Continue the profile of the footballer Christof Babatz from the point where it stops.

Given text -
▬▬▬▬▬▬

Personal information
- Full name: Christof Babatz
- Date of birth: 3 September 1974 (age 50)
- Place of birth: Hanover, West Germany
- Height: 1.78 m (5 ft 10 in)
- Position(s): Midfielder

Youth career
- 0000–1986: TSV Schulenburg
- 1986–1990: Germania Grasdorf
- 1990–1993: Hannover 96

Senior career*
- Years: Team / Apps / (Gls)
- 1993–1997: Hannover 96 / 61 / (4)
- 1997–1999: Hamburger SV (A) / 27 / (1)
- 1997–1999: Hamburger SV / 26 / (0)
- 1999–2007: Mainz 05 / 171 / (21)
- 2007: TuS Koblenz / 6 / (1)
- 2007–2009: Waldhof Mannheim / 46 / (5)
- Total:  / 337 / (32)

International career
- Germany U-17

= Christof Babatz =

German footballer

Christof Babatz (born 3 September 1974) is a former German professional footballer who played as a midfielder.

▬▬▬▬▬▬

Stored data -
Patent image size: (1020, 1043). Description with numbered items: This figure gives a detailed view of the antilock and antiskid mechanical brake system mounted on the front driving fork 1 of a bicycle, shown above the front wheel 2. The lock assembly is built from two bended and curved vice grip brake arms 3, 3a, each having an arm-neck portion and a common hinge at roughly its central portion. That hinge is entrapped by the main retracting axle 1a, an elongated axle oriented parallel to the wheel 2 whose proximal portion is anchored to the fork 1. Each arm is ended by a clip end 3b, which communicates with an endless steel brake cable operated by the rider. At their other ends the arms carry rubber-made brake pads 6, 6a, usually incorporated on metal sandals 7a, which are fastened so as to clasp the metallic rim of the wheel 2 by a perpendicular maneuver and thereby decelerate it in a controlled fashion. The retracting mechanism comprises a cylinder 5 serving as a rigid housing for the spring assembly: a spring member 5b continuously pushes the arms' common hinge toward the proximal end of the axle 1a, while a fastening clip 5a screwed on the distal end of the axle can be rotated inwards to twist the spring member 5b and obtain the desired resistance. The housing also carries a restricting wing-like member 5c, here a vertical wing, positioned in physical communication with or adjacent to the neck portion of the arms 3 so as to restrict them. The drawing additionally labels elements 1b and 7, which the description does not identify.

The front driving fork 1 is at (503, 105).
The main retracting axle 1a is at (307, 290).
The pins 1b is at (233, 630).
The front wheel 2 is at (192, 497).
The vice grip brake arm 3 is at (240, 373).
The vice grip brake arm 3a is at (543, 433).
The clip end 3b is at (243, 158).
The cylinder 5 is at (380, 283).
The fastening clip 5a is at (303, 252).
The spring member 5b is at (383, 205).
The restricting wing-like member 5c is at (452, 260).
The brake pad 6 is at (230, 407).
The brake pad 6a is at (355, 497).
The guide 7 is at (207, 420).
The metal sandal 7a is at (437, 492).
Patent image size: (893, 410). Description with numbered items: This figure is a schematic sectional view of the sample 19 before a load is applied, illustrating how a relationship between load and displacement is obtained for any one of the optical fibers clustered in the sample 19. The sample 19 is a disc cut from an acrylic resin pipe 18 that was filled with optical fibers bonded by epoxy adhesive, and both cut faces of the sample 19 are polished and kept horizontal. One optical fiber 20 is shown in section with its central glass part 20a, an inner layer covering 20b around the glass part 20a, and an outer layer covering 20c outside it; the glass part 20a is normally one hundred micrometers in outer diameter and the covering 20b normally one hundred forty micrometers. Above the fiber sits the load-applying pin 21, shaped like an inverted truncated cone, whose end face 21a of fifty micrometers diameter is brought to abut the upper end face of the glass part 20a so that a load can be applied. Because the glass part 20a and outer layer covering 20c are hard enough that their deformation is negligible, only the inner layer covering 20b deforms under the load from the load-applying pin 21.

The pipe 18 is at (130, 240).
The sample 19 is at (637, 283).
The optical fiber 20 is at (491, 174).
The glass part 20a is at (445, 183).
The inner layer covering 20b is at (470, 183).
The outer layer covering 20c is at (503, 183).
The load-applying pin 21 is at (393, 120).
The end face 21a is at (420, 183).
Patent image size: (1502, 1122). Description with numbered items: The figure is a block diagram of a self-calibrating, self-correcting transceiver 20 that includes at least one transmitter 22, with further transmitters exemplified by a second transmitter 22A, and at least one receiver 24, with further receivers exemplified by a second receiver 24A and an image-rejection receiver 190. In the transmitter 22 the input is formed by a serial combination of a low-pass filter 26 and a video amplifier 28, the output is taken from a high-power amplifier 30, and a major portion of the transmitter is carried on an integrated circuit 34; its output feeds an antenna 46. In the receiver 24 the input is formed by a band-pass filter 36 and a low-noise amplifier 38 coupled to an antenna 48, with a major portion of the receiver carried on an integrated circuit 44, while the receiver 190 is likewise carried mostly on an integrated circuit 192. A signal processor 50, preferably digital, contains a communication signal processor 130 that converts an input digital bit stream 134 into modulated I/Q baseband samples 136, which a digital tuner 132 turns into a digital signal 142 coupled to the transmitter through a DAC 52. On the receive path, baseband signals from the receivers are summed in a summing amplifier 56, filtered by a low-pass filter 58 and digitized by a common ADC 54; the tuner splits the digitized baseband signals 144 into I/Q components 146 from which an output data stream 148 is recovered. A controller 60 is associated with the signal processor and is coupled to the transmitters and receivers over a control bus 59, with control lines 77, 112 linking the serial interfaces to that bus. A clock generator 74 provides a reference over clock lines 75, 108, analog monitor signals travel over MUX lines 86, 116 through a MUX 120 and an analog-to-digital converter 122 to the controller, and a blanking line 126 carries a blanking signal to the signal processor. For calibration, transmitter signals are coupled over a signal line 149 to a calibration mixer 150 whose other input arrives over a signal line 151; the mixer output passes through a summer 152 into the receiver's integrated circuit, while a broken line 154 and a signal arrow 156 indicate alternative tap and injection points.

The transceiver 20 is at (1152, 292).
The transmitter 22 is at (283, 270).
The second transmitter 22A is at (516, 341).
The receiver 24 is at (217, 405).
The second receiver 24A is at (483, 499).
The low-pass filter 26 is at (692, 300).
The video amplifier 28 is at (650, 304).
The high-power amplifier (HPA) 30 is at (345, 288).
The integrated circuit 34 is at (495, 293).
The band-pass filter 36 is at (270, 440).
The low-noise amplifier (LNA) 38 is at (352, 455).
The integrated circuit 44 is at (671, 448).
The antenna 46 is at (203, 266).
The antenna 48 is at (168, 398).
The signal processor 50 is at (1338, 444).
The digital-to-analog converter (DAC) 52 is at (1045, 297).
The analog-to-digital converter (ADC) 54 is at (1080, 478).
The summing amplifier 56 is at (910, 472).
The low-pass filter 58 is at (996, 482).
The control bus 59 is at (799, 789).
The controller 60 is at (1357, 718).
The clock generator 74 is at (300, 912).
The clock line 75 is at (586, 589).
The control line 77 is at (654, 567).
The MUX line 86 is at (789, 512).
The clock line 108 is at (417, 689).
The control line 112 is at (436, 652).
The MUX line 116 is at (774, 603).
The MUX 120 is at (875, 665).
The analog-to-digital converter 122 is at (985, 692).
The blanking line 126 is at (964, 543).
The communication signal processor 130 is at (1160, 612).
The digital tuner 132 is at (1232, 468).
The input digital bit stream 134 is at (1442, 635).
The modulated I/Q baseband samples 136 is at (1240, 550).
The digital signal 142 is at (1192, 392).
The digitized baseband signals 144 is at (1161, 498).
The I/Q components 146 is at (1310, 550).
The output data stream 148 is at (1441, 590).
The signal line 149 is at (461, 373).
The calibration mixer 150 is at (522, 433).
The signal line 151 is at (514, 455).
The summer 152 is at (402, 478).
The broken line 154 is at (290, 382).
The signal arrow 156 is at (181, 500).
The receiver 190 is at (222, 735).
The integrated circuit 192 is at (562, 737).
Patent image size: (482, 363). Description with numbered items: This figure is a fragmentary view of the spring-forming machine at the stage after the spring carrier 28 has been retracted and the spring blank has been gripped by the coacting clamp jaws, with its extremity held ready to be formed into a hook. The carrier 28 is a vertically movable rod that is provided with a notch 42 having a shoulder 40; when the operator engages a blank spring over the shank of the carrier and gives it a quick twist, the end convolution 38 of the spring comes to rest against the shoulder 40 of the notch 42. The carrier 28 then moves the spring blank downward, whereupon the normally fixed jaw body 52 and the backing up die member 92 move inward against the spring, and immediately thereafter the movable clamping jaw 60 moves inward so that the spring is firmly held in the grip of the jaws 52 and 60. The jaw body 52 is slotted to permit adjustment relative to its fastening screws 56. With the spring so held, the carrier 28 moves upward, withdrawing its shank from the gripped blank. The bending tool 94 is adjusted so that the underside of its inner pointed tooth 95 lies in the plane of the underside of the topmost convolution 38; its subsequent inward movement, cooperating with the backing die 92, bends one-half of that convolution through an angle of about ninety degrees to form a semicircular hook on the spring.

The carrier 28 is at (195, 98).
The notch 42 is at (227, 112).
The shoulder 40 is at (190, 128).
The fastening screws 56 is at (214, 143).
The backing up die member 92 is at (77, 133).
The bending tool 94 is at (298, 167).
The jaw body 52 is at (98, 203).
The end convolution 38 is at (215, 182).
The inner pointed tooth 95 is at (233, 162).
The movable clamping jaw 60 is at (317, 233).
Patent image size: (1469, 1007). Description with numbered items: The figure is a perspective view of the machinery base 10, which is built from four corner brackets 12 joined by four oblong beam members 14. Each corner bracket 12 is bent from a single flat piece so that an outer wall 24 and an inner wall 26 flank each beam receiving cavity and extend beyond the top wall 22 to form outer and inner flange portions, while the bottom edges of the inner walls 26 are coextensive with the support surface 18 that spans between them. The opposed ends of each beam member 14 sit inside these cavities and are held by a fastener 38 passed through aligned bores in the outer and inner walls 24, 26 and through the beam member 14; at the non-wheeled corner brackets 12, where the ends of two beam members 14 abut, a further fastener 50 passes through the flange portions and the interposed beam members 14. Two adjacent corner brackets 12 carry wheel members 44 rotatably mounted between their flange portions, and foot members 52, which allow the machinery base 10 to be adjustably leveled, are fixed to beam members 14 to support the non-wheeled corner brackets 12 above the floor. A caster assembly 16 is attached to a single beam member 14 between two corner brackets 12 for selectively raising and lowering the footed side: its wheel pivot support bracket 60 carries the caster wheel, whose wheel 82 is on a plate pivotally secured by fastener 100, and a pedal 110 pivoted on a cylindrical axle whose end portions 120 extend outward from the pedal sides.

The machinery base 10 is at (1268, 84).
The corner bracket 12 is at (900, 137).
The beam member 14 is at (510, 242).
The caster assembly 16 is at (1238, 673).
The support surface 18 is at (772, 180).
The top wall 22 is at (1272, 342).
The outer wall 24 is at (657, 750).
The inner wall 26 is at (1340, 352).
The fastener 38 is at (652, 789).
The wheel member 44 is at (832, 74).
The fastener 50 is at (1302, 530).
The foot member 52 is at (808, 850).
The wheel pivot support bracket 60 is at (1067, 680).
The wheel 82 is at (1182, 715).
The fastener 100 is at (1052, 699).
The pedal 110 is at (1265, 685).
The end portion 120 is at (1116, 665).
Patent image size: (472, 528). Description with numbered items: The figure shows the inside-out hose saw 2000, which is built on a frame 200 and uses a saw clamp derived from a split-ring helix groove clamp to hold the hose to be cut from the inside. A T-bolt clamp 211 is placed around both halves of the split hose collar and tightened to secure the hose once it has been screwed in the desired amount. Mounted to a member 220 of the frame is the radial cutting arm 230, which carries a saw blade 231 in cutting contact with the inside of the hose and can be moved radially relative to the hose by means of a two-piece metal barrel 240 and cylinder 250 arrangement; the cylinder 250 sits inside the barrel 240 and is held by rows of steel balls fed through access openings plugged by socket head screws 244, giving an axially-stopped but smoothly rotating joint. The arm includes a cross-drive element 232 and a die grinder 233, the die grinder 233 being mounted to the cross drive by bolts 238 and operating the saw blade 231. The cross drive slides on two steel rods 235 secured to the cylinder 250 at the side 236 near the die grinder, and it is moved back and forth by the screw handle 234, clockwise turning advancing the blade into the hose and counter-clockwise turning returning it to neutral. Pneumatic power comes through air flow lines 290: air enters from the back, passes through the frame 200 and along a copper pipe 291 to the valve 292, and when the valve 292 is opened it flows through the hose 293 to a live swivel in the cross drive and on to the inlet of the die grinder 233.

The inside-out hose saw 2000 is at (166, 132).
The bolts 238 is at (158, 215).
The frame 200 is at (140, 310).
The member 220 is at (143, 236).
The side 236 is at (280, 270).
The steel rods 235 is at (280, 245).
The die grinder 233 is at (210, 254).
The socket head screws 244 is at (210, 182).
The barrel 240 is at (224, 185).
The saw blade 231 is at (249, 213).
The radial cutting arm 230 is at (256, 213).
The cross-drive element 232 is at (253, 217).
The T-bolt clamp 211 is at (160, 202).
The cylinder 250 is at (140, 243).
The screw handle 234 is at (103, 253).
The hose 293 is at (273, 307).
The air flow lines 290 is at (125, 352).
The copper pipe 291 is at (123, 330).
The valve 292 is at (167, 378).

▬▬▬▬▬▬

Solved problem -
==Career==
Babatz was born in Hanover. He played for TSV Schulenburg, SV Germania Grasdorf, Hannover 96, and Hamburger SV. In 2000, he transferred to 1. FSV Mainz 05, and stayed with them for five seasons, helping them reach the Bundesliga. In 2007, Babatz moved to TuS Koblenz, playing only six games before finishing his career with SV Waldhof Mannheim.